Document excerpt:
I'm thinking of replacing the table on my DeWalt 1501 Radial Arm Saw as I am
in the process of restoring it to its former glory.
The current table is MDF (and has been since '92) but the saw sits in a
garage which is prone to damp (hence the refurbishment!).
I'm not sure what to use for this since it needs to be immune to warping
etc. and am considering plywood. Would this be a good choice or should I
stick to MDF or even HD chipboard (which I believe the original one was)?
My RAS came from the factory with a 3-piece MDF top that I've
replaced with a 3/4" (18mm ?) plywood main surface and two oak
boards (plus an oak strip for the fence).
I extended the table width to four feet and have been watching
closely for any sign of sagging. It's still flat after nearly two
years of use.
A suggestion: take careful measurements and file away a drawing
of the original top - you may want to refer to it again one day.
I built a pool table some 30 odd years ago. I used 1" particle board
for the bed. I applied several coats of some sealer, the name of which
escapes me, on both sides and edges, with light sanding between coats.
I've had stuff spilled on it, balls bouncing on it, even some guy passed
out on it. I took it apart 5 years ago, resanded, and put a couple
coats of poly on it. That thing is still flat today.
It has never lived outside, so the range of humidity doesn't vary that
much inside a So Cal house. But with all the abuse...
Splurge on a copy of the Mr. Sawdust Book "How To Master The Radial Saw" by
Walley Kunkel. He shows how to make a very stable table for the RAS. It's
the best book available for the RAS. It's a steel reinforced table.
See: http://mrsawdust.com /
Radial Arm Saw Forum: http://forums.delphiforums.com/woodbutcher/start
I have and older Sears RAS that I refurbished about 3 years ago. For the
table I used MDF and sealed all 6 edges about 4 times with a GOOD sealer
and a light sanding between coats. I then used a 1/4 sheet of Oak
Plywood on the table top and attched it with small wood screws around
the edges, be sure you don't get any screws in the blade path. After it
was attched, I applide about 4 coats of Gloss Coat Polyethylene with
light sanding between coats. Finely I hand rubed two coats of Johnson
Now the table not only looks good but the 1/4 plywood keeps me from
cutting into the MDF and is easy to swapout when it needs it.

Input data:
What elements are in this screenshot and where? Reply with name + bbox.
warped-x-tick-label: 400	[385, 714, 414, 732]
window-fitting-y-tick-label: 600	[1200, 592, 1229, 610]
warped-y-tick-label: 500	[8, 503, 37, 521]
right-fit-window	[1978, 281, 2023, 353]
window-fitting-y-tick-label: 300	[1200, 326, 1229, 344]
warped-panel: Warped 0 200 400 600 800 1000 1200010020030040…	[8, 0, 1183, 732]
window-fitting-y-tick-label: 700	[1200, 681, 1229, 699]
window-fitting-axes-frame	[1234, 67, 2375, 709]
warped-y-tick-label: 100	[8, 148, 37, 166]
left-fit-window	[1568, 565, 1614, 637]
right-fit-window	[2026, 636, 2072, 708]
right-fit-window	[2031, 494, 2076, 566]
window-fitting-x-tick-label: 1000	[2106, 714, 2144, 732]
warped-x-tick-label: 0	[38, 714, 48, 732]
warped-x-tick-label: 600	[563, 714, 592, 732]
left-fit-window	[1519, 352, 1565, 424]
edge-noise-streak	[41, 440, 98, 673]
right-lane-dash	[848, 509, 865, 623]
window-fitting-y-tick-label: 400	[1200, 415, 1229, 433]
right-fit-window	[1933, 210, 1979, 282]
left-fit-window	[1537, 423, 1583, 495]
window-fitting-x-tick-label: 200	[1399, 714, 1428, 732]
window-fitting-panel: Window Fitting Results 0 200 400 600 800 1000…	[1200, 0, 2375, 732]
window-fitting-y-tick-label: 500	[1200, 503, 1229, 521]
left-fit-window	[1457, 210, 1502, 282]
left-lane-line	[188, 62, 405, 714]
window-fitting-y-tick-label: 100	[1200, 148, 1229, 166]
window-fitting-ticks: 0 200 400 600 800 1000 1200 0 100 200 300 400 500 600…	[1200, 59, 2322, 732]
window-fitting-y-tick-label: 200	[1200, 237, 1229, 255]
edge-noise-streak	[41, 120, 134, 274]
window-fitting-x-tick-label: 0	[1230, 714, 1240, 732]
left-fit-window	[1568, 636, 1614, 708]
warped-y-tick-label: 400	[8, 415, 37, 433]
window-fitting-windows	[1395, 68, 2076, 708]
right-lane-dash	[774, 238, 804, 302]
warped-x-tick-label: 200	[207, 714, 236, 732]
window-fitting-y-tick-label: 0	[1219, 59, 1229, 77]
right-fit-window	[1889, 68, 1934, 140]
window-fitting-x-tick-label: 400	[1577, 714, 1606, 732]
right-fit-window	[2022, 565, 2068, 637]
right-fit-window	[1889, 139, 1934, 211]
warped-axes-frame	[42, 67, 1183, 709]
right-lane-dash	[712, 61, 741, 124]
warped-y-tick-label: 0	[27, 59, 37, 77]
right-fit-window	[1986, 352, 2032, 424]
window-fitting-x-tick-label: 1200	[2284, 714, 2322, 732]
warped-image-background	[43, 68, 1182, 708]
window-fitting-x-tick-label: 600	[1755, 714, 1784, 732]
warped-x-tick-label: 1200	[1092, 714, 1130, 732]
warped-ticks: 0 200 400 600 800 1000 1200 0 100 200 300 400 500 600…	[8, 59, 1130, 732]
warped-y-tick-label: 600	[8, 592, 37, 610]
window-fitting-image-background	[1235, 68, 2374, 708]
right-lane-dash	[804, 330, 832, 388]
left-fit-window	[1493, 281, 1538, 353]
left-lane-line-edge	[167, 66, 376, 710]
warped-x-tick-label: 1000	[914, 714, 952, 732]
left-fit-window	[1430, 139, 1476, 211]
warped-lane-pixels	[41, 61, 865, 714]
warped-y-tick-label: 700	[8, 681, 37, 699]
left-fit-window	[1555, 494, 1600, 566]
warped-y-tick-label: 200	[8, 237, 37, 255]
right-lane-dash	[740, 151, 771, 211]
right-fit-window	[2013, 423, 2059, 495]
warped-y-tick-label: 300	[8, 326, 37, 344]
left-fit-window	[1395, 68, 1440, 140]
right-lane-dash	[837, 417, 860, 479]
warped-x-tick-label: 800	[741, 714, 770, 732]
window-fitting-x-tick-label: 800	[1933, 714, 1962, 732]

Your task: From the radial arm saw table discussion above, set down everything from "I extended the" down to "again one day.", copied exactly.

Answer box:
I extended the table width to four feet and have been watching
closely for any sign of sagging. It's still flat after nearly two
years of use.
A suggestion: take careful measurements and file away a drawing
of the original top - you may want to refer to it again one day.